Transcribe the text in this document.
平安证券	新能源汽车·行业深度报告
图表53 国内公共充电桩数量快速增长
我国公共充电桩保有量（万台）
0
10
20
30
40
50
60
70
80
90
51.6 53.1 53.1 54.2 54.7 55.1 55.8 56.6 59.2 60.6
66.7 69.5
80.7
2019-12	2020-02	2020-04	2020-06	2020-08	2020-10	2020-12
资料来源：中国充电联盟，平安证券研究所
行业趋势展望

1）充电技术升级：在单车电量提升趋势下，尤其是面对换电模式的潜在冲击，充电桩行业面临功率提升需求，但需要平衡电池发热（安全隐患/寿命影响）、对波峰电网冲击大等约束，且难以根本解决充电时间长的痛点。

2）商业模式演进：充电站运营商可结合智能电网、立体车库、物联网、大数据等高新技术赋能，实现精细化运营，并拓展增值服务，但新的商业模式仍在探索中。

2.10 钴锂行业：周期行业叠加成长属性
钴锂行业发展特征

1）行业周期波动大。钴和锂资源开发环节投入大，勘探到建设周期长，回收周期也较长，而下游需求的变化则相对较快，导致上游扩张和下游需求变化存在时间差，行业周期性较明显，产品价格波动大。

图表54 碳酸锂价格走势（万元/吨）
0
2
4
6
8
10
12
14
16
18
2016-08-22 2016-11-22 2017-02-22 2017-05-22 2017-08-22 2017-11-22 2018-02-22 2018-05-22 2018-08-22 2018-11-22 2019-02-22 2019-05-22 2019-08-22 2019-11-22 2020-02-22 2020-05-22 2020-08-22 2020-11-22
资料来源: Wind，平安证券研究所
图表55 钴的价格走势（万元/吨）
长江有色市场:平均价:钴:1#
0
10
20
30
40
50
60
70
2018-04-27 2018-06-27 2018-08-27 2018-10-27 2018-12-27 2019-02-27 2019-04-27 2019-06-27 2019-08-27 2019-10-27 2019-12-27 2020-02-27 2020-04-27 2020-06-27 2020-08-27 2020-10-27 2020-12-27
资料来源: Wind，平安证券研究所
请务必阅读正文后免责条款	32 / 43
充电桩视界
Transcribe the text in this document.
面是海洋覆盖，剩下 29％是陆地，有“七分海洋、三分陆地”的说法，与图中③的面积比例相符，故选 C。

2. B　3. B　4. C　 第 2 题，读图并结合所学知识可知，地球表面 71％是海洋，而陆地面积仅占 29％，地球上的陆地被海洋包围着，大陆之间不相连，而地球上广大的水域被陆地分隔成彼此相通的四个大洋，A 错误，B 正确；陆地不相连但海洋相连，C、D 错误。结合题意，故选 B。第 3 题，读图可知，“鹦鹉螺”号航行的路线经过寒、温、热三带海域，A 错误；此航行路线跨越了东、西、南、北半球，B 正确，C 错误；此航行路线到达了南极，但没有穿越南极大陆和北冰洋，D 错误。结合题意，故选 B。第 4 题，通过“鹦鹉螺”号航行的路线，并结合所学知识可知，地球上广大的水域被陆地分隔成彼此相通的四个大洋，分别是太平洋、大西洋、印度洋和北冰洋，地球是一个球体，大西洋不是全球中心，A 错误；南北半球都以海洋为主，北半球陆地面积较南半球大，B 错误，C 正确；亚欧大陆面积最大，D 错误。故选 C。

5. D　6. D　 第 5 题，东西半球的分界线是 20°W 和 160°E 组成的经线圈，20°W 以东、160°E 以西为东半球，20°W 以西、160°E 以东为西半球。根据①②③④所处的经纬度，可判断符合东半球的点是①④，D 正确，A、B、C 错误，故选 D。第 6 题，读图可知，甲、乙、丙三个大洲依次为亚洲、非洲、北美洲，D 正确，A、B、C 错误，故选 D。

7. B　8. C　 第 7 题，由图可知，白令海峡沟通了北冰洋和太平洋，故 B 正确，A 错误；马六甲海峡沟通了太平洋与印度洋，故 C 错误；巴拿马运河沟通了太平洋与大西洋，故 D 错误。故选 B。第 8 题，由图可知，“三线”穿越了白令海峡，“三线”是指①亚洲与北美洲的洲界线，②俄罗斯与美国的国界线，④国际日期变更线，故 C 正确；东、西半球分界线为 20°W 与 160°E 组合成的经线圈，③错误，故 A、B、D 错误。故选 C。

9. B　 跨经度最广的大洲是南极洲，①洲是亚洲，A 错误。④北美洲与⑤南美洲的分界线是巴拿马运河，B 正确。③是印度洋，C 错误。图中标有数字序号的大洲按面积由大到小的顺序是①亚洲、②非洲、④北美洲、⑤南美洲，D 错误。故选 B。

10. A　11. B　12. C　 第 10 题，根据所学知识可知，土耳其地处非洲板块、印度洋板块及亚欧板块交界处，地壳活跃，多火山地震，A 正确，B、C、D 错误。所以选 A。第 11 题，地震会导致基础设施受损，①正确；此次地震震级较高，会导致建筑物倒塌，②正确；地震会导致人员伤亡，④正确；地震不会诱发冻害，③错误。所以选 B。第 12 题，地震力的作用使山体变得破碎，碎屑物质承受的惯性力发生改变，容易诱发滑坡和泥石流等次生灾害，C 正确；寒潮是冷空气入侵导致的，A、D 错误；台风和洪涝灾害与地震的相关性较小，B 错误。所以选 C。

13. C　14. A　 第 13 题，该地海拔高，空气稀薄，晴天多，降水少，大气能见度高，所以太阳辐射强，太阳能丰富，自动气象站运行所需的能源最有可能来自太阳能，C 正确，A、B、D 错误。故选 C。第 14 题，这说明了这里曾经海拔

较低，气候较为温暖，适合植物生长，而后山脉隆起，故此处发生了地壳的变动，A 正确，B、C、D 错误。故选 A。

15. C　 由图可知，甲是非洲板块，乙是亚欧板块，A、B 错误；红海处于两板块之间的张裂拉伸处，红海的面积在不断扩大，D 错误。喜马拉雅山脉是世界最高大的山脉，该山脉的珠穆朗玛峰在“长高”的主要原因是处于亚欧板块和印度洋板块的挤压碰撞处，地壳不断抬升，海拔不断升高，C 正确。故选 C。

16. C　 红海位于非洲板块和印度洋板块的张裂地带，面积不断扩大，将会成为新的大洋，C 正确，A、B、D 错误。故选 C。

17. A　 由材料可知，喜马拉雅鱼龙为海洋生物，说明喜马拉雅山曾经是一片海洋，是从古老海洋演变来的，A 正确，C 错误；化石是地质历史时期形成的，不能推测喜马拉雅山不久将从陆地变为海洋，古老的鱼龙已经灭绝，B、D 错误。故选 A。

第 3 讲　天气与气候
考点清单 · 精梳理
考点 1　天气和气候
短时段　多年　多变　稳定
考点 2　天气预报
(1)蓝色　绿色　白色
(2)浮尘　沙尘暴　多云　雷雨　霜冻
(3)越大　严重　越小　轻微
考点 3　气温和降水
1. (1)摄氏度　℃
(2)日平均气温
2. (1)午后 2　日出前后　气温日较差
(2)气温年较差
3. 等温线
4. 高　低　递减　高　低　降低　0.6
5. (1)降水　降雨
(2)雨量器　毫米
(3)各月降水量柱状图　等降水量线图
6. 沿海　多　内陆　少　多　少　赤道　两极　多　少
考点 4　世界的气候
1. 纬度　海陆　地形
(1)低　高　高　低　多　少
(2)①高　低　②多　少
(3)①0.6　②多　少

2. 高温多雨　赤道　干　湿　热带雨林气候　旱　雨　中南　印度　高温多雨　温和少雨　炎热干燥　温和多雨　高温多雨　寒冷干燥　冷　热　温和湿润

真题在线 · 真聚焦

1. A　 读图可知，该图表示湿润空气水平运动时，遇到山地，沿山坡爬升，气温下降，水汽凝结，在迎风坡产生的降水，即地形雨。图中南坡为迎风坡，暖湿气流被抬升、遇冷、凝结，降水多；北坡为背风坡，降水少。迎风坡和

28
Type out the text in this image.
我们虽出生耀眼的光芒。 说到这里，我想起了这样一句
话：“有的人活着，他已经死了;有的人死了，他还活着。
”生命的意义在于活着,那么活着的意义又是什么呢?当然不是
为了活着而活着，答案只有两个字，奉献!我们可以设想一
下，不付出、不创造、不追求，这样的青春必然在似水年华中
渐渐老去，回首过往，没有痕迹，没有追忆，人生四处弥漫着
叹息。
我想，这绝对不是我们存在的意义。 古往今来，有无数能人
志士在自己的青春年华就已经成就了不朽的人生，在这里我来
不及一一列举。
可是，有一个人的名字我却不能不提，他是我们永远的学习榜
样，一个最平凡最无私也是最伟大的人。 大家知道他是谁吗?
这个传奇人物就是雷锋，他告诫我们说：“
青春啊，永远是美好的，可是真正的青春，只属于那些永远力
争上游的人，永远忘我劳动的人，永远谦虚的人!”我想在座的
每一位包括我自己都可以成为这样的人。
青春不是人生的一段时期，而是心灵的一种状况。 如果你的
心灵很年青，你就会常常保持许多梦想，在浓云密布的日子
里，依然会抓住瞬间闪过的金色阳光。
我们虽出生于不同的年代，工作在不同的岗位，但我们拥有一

-*-*-

Each line holding "由图可知" must be found and copied.

- Output for this exercise
7. B　8. C　 第 7 题，由图可知，白令海峡沟通了北冰洋和太平洋，故 B 正确，A 错误；马六甲海峡沟通了太平洋与印度洋，故 C 错误；巴拿马运河沟通了太平洋与大西洋，故 D 错误。故选 B。第 8 题，由图可知，“三线”穿越了白令海峡，“三线”是指①亚洲与北美洲的洲界线，②俄罗斯与美国的国界线，④国际日期变更线，故 C 正确；东、西半球分界线为 20°W 与 160°E 组合成的经线圈，③错误，故 A、B、D 错误。故选 C。
15. C　 由图可知，甲是非洲板块，乙是亚欧板块，A、B 错误；红海处于两板块之间的张裂拉伸处，红海的面积在不断扩大，D 错误。喜马拉雅山脉是世界最高大的山脉，该山脉的珠穆朗玛峰在“长高”的主要原因是处于亚欧板块和印度洋板块的挤压碰撞处，地壳不断抬升，海拔不断升高，C 正确。故选 C。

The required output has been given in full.